What you will do
Copy, in full, each line of the material that holds the word "image".

[start of Stored rows]

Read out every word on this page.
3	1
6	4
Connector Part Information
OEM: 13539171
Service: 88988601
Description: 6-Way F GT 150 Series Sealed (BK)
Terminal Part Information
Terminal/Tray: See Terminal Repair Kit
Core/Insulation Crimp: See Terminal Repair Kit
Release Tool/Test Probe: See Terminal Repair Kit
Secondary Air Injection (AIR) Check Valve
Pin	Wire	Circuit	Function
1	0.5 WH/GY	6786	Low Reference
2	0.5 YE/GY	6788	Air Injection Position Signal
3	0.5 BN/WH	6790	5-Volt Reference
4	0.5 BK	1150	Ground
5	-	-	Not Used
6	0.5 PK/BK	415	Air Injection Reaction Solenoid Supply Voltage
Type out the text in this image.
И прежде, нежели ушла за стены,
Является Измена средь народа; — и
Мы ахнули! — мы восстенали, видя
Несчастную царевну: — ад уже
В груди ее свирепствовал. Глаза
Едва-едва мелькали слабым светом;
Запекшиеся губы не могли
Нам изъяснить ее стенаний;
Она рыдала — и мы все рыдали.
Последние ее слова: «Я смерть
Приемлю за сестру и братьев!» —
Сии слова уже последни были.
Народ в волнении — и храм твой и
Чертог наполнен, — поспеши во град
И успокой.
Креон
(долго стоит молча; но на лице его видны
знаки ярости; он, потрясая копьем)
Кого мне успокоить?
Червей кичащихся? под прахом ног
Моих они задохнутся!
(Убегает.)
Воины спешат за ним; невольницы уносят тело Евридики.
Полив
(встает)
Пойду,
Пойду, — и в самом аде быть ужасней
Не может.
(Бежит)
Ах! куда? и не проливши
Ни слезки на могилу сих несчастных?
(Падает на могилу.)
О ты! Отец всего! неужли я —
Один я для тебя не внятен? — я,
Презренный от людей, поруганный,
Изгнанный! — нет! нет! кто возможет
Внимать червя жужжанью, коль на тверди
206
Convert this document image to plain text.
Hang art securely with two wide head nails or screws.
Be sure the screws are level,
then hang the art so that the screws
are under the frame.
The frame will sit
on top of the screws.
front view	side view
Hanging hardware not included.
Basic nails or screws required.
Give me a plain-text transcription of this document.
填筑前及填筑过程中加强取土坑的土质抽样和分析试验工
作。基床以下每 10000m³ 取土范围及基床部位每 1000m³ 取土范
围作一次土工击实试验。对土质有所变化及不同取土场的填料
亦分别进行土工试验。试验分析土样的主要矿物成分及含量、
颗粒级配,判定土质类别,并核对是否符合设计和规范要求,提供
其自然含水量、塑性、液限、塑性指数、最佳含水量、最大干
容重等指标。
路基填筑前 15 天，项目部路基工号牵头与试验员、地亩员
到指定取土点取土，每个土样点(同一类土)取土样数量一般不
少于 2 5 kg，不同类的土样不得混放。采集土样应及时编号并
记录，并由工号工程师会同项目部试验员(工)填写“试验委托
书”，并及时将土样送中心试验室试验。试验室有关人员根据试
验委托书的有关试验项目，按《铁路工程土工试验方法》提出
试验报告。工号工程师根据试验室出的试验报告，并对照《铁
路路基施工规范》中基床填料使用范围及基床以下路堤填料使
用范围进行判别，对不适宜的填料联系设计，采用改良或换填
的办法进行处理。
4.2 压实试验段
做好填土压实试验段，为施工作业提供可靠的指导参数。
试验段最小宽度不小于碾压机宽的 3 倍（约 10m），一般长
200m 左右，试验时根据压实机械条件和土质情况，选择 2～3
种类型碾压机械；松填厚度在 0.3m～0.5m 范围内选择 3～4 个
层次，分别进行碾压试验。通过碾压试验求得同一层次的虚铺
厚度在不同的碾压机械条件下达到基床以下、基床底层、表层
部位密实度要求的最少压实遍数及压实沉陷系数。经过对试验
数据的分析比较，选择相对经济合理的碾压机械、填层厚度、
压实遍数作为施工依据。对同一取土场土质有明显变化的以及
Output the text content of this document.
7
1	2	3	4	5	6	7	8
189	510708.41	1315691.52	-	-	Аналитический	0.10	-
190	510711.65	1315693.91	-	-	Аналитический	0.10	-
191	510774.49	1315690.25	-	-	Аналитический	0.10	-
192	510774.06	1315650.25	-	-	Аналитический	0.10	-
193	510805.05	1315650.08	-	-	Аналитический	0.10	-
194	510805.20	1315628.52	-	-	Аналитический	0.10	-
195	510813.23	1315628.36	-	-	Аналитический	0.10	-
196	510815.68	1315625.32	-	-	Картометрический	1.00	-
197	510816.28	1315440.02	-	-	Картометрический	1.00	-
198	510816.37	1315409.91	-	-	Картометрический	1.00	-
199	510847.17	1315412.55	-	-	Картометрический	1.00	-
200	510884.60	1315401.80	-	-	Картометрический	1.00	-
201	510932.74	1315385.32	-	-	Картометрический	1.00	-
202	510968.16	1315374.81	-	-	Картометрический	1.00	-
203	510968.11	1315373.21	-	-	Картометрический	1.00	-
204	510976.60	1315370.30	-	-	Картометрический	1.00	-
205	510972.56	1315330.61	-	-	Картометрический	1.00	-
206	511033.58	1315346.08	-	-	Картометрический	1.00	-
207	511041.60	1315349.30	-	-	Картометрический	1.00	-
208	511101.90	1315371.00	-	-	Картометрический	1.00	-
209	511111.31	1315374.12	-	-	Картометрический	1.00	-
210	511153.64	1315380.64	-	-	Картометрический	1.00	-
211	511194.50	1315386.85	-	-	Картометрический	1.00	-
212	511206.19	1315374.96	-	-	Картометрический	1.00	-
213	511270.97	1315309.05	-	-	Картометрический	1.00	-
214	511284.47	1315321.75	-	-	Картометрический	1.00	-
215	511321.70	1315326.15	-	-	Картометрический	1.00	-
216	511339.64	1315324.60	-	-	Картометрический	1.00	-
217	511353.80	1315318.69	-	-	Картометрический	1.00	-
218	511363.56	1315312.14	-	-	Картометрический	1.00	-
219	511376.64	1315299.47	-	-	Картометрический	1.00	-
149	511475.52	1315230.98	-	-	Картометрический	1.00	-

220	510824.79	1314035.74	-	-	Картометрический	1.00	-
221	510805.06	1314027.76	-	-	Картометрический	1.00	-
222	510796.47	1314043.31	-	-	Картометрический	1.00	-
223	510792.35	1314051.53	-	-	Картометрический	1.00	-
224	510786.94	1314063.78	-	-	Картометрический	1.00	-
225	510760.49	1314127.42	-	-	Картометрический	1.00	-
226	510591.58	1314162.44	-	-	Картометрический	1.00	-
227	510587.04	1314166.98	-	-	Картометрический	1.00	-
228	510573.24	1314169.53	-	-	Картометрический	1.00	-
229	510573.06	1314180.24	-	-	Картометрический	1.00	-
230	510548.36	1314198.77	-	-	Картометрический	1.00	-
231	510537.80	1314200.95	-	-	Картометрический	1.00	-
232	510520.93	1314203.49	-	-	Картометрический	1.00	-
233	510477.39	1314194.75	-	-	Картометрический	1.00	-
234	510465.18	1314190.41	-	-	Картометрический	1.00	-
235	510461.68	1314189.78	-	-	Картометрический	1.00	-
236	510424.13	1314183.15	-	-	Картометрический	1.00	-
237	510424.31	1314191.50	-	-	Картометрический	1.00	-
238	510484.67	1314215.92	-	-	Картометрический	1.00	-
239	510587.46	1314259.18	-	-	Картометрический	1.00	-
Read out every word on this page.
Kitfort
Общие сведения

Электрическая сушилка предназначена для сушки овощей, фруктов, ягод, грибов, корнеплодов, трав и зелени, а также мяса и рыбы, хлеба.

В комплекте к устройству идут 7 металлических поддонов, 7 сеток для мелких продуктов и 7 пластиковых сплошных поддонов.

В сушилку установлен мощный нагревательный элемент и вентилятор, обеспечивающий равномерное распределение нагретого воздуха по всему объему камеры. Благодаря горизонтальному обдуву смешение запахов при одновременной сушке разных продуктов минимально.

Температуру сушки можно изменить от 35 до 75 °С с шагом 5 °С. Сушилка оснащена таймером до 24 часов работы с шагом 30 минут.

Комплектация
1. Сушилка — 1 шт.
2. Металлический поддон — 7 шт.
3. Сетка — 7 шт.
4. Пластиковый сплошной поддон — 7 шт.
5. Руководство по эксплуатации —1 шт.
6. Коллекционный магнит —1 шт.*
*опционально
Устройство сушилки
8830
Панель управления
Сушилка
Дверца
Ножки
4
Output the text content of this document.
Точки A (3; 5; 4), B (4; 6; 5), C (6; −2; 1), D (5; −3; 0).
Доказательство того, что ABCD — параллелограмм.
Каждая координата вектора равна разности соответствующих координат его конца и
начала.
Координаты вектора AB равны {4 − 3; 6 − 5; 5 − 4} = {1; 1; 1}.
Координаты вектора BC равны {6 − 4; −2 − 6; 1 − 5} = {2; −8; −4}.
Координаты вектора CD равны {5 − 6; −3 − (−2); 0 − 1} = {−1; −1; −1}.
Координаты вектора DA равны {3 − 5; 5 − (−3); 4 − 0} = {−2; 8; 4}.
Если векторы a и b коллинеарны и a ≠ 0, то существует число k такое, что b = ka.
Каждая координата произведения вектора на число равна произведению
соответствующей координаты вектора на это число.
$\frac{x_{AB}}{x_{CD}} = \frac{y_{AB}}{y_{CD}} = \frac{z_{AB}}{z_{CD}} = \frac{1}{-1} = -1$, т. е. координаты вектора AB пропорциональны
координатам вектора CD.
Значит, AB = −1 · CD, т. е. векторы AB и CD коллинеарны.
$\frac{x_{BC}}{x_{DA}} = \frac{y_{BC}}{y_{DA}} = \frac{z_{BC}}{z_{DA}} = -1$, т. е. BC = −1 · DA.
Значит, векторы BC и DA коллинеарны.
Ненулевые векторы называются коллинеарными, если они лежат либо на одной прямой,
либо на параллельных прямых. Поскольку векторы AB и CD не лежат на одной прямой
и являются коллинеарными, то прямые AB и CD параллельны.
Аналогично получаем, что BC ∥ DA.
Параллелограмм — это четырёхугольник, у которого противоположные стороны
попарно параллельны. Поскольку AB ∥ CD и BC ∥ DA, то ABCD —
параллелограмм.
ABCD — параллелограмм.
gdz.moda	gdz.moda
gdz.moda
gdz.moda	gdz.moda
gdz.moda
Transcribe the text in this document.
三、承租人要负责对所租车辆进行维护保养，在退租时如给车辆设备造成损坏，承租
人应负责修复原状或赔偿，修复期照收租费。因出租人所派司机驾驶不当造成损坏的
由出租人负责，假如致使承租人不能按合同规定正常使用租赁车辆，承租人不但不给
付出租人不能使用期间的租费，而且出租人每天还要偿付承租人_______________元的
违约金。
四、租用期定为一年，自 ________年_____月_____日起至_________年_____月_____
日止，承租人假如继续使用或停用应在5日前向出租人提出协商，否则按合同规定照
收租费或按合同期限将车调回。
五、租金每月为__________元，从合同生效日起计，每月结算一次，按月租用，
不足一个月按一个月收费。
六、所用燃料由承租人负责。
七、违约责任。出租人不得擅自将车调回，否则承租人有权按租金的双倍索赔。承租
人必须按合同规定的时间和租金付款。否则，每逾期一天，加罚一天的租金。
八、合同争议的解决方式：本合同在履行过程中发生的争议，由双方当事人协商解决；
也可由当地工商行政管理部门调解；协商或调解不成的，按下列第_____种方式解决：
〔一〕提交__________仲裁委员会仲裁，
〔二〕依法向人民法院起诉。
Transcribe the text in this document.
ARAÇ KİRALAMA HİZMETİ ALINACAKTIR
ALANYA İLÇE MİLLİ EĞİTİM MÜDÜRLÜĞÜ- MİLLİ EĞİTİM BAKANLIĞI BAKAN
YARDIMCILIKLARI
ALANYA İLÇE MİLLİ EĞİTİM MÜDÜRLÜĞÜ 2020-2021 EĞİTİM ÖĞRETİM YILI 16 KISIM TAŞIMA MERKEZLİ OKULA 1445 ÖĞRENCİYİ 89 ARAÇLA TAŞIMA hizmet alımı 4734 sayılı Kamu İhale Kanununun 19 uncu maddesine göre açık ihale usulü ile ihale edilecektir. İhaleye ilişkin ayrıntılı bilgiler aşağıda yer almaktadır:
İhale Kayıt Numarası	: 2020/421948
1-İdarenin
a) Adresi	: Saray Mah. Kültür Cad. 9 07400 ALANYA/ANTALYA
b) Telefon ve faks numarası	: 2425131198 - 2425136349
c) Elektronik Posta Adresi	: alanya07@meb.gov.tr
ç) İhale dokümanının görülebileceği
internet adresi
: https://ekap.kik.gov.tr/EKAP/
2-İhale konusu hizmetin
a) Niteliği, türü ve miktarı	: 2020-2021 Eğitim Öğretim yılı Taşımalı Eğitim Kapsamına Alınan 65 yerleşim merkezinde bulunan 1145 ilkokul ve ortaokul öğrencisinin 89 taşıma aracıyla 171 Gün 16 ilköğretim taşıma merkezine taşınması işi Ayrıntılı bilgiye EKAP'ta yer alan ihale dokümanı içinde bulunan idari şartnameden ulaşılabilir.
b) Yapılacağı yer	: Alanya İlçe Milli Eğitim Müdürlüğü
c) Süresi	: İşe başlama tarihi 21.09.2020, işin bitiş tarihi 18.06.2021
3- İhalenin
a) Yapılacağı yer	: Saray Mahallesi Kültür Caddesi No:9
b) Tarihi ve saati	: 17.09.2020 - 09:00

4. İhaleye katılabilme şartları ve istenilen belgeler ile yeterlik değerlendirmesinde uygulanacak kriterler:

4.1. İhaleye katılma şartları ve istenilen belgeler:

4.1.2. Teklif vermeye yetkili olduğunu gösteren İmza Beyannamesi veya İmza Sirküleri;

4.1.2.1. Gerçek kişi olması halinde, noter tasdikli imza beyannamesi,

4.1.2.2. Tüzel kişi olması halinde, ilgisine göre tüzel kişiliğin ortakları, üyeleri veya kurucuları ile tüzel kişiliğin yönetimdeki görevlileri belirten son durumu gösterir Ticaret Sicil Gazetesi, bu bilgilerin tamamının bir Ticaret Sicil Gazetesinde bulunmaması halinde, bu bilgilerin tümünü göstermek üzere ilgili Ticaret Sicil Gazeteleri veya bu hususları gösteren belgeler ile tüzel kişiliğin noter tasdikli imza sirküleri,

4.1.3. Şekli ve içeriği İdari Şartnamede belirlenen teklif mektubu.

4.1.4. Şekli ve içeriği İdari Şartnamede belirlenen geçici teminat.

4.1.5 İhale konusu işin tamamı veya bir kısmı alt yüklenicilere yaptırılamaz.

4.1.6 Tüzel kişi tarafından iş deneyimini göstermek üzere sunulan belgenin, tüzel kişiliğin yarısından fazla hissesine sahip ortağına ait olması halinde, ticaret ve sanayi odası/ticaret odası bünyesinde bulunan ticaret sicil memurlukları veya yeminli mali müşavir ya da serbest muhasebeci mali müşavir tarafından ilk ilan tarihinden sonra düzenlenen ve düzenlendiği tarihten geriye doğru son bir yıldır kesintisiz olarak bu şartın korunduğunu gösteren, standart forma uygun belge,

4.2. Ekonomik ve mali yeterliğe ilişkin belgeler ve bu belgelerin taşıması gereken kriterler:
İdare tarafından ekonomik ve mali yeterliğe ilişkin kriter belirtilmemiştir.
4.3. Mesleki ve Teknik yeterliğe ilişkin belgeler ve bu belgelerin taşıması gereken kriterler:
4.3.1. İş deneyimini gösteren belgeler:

[end of Stored rows]

Answer to this task
Type out the text in this image.
Convert this document image to plain text.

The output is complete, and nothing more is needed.